══ Data records
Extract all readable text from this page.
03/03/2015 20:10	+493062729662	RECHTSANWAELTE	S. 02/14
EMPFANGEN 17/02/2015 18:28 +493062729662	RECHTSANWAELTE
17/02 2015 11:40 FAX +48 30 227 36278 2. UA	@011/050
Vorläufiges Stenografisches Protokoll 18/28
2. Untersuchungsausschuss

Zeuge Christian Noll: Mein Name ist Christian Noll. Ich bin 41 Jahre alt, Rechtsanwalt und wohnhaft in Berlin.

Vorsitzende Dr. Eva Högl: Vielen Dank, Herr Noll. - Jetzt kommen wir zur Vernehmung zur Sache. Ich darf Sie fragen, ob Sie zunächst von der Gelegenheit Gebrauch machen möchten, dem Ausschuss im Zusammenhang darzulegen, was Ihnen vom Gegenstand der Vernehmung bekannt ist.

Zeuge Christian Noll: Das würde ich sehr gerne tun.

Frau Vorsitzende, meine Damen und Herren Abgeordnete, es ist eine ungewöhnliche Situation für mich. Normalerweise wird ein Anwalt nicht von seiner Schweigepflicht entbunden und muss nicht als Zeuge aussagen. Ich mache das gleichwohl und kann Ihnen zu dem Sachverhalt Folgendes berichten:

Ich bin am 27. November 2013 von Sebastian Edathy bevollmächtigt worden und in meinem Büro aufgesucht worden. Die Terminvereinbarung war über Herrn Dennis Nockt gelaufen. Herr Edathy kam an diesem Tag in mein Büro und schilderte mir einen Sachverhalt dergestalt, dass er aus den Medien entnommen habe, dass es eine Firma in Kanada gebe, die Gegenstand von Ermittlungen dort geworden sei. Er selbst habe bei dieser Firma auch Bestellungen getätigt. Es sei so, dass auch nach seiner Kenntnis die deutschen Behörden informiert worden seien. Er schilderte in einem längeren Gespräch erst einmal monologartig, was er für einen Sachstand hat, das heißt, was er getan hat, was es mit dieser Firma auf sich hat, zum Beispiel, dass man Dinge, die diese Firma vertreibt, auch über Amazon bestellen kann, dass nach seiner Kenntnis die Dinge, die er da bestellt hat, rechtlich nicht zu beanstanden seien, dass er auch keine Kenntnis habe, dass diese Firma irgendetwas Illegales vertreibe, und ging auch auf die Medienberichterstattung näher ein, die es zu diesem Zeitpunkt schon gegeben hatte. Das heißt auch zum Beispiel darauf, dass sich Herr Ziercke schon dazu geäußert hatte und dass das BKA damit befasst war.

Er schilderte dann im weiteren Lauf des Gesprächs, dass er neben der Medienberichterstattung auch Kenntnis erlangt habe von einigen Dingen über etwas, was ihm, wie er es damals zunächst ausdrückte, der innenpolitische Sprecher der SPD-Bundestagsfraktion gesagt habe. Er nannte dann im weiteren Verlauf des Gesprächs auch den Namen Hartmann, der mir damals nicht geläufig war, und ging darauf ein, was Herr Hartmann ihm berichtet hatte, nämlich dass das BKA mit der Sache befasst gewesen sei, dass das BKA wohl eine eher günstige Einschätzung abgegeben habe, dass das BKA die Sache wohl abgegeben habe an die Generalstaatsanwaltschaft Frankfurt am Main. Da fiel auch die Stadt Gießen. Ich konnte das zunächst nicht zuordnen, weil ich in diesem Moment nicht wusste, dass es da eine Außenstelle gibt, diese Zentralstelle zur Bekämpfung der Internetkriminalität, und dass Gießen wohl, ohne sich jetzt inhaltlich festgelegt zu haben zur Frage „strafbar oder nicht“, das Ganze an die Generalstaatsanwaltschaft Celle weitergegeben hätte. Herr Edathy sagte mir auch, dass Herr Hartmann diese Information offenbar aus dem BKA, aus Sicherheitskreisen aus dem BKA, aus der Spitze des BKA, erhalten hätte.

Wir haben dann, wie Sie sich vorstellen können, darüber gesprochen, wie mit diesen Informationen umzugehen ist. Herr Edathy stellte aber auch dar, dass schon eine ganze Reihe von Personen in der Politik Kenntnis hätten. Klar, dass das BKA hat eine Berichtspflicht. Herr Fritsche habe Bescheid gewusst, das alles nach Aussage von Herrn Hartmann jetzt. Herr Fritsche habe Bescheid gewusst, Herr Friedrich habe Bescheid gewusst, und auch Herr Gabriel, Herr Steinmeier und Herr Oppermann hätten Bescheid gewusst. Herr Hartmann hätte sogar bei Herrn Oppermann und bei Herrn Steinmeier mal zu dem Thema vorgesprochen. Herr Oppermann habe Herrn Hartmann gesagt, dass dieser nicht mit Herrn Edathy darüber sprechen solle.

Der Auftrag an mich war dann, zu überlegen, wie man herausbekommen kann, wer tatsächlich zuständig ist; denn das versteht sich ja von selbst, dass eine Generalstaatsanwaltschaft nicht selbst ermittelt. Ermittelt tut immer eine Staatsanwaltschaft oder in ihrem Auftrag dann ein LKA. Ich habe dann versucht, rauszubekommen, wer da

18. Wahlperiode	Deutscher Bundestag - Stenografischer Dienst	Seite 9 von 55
════
▶ **Task brief**
Go over the data above and copy every line that has the word "mich" in it.

▶ **Response to the task**
Frau Vorsitzende, meine Damen und Herren Abgeordnete, es ist eine ungewöhnliche Situation für mich. Normalerweise wird ein Anwalt nicht von seiner Schweigepflicht entbunden und muss nicht als Zeuge aussagen. Ich mache das gleichwohl und kann Ihnen zu dem Sachverhalt Folgendes berichten:
Der Auftrag an mich war dann, zu überlegen, wie man herausbekommen kann, wer tatsächlich zuständig ist; denn das versteht sich ja von selbst, dass eine Generalstaatsanwaltschaft nicht selbst ermittelt. Ermittelt tut immer eine Staatsanwaltschaft oder in ihrem Auftrag dann ein LKA. Ich habe dann versucht, rauszubekommen, wer da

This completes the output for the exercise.